▶ Énoncé
Extrayez des lignes ci-dessous toutes celles qui contiennent le nom « name ». Tenez compte des majuscules et des minuscules.

+++ Lignes à traiter

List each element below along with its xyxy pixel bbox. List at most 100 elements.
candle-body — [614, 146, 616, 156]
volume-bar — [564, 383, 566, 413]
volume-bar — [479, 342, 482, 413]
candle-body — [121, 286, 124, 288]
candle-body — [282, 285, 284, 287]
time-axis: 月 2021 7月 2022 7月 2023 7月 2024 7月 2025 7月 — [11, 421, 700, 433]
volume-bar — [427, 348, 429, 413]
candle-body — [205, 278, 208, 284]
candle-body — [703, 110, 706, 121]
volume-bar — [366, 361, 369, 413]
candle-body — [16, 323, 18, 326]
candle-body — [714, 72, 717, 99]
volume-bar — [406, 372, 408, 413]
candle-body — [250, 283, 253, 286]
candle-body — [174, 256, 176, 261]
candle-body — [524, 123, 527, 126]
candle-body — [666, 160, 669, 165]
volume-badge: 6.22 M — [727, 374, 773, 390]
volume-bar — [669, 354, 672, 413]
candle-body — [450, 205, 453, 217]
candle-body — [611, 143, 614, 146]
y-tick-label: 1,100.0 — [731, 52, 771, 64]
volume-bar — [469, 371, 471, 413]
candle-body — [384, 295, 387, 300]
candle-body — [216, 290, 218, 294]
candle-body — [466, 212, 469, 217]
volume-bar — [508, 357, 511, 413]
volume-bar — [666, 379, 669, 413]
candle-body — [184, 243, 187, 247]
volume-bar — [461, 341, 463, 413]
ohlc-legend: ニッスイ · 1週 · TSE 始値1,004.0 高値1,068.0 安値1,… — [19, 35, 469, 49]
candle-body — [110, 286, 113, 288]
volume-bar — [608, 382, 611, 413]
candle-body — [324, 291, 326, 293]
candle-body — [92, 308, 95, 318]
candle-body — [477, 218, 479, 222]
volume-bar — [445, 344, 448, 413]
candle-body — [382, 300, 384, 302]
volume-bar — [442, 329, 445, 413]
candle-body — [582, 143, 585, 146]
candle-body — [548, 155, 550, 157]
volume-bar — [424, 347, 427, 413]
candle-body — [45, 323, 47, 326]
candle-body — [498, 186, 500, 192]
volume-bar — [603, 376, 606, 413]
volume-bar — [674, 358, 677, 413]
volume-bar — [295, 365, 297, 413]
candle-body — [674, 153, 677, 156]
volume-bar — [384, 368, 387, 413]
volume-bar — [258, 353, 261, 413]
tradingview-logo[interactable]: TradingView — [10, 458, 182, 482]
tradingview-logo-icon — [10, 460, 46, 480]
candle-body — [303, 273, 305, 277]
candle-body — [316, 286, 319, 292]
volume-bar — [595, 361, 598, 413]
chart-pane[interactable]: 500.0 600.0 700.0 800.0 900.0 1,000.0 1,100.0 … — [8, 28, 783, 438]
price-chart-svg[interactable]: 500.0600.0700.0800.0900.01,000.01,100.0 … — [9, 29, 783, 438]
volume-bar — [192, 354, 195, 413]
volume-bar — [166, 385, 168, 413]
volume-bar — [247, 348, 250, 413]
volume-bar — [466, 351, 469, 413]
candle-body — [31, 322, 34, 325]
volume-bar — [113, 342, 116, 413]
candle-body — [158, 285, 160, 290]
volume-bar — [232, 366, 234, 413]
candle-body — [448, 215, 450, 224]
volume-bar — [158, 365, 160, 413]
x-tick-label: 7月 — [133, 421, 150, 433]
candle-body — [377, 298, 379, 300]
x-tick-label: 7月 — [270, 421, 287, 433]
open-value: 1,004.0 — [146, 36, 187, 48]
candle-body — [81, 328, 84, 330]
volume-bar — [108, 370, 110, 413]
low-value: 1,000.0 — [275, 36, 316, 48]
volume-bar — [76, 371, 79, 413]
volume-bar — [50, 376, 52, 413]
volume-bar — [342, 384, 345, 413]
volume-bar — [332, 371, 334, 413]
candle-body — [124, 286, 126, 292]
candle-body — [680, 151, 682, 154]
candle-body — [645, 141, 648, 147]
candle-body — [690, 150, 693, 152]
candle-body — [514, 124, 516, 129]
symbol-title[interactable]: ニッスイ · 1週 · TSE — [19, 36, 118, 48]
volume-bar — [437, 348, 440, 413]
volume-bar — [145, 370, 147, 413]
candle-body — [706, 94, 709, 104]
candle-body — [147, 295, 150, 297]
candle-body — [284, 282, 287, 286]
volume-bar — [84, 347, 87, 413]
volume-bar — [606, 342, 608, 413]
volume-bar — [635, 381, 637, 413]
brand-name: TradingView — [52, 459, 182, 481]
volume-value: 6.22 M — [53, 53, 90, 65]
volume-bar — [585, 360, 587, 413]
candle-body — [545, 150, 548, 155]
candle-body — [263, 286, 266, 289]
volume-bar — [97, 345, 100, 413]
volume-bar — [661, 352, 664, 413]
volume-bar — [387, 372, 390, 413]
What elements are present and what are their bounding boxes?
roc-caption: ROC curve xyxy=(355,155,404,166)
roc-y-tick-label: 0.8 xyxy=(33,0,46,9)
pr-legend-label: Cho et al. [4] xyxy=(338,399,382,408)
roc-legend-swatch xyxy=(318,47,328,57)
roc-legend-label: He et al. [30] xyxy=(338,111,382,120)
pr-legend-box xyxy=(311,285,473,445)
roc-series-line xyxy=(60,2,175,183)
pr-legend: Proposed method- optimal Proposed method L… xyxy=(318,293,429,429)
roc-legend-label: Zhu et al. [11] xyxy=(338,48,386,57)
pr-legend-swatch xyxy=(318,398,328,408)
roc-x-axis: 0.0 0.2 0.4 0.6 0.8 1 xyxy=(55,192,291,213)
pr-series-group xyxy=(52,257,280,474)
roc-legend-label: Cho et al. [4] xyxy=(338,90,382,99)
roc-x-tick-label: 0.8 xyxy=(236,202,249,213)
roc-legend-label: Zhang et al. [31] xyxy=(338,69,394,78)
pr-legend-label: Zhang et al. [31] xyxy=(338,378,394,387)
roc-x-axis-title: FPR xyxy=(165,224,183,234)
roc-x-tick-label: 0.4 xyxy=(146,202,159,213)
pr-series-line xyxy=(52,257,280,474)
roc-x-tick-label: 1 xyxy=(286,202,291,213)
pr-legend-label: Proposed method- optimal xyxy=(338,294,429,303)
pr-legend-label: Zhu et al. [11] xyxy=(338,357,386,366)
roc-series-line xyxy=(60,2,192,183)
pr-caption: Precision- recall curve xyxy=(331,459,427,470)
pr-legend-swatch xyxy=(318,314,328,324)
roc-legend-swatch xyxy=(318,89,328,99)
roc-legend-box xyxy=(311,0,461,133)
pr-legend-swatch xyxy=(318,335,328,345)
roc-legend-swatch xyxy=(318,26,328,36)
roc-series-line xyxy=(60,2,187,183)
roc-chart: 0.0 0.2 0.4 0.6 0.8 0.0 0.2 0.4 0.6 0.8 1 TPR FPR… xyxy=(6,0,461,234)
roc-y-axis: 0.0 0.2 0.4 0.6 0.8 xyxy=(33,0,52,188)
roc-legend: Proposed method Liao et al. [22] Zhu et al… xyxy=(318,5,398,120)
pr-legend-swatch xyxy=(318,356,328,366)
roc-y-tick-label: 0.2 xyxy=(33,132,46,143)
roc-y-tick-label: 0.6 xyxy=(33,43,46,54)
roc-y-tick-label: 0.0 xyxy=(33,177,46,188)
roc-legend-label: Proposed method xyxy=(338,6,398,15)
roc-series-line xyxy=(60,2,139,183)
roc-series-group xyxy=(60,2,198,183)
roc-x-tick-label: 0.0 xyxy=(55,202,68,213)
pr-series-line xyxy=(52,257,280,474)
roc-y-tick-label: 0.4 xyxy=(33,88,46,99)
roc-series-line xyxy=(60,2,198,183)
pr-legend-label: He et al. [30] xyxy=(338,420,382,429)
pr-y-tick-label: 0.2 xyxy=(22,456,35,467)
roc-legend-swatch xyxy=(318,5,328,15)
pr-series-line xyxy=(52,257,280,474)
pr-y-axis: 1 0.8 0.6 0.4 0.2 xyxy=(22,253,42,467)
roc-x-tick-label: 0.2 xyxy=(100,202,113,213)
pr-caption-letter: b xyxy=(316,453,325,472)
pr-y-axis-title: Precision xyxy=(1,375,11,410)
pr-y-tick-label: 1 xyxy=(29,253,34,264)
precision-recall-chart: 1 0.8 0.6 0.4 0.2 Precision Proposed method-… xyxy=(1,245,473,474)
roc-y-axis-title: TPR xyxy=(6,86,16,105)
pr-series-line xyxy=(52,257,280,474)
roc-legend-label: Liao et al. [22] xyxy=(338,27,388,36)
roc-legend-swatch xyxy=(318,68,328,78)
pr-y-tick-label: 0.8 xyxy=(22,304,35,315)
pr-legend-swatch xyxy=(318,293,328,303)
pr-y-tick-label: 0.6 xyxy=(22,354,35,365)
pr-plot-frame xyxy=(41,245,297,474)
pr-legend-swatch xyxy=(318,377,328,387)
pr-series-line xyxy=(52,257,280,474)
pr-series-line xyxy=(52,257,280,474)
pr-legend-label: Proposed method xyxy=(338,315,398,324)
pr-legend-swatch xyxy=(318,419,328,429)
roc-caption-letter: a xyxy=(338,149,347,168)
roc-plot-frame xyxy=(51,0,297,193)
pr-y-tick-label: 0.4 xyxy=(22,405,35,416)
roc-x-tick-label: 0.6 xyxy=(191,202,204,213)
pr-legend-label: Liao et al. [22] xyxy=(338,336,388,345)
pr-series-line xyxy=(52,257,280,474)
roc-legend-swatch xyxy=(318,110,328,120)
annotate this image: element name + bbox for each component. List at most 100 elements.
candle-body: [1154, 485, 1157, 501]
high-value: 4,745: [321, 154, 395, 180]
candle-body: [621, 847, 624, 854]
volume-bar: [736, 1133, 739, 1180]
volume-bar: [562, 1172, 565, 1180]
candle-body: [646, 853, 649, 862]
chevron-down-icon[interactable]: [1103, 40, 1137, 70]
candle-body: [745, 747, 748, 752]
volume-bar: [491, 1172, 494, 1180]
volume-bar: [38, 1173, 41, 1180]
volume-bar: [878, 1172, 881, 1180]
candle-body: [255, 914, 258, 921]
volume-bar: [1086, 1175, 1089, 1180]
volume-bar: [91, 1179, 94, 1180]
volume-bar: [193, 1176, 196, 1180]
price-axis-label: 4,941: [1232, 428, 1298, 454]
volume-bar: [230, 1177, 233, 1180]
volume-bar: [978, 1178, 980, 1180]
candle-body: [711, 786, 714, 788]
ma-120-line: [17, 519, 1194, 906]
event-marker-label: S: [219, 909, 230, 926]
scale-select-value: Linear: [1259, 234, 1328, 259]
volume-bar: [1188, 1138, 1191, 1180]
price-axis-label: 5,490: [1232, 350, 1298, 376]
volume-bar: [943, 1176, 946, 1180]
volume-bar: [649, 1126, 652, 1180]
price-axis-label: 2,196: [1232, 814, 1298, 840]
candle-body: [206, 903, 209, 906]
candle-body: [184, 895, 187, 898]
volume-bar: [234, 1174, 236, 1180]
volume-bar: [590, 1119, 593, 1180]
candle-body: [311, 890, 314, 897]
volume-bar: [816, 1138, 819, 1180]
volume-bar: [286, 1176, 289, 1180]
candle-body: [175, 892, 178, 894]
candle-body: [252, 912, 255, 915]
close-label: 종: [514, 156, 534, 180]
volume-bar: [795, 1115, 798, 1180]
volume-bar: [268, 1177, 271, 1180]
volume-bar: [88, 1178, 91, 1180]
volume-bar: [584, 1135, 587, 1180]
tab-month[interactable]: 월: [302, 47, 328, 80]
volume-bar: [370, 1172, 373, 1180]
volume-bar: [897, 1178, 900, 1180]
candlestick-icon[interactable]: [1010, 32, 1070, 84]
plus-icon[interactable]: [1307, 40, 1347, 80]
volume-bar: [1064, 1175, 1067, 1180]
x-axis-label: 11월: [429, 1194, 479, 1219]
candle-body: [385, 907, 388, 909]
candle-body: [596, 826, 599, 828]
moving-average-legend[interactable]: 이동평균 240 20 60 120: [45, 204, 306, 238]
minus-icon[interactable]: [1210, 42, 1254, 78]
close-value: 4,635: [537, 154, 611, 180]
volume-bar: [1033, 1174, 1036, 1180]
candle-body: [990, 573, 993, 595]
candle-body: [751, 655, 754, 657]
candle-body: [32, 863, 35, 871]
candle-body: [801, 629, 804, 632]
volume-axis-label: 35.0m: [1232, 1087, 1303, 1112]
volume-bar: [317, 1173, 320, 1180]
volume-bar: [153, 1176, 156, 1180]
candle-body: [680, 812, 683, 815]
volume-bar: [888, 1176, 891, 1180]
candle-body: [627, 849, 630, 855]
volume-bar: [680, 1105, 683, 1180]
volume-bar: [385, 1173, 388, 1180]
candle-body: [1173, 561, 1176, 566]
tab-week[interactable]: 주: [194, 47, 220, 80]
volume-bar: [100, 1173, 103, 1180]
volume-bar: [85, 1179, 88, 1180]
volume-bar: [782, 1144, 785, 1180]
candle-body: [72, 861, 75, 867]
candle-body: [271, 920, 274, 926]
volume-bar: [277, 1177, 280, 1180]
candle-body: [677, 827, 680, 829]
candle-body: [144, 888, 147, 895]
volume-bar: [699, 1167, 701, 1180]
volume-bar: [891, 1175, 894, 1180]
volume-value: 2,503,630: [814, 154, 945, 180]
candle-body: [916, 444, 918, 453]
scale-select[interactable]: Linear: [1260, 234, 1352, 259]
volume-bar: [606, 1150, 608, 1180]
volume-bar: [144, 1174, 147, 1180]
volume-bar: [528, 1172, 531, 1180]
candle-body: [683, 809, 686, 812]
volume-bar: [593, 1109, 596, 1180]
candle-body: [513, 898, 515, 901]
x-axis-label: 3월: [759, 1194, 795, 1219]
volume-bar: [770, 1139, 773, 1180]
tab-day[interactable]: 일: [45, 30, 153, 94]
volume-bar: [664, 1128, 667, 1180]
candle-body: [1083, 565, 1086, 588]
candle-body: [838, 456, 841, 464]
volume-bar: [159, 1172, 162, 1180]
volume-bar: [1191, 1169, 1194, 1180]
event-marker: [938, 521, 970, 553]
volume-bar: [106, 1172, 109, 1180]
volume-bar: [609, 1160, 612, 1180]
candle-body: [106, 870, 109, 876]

++++++

▶ Solution
brand-name: TradingView — [52, 459, 182, 481]
annotate this image: element name + bbox for each component. List at most 100 elements.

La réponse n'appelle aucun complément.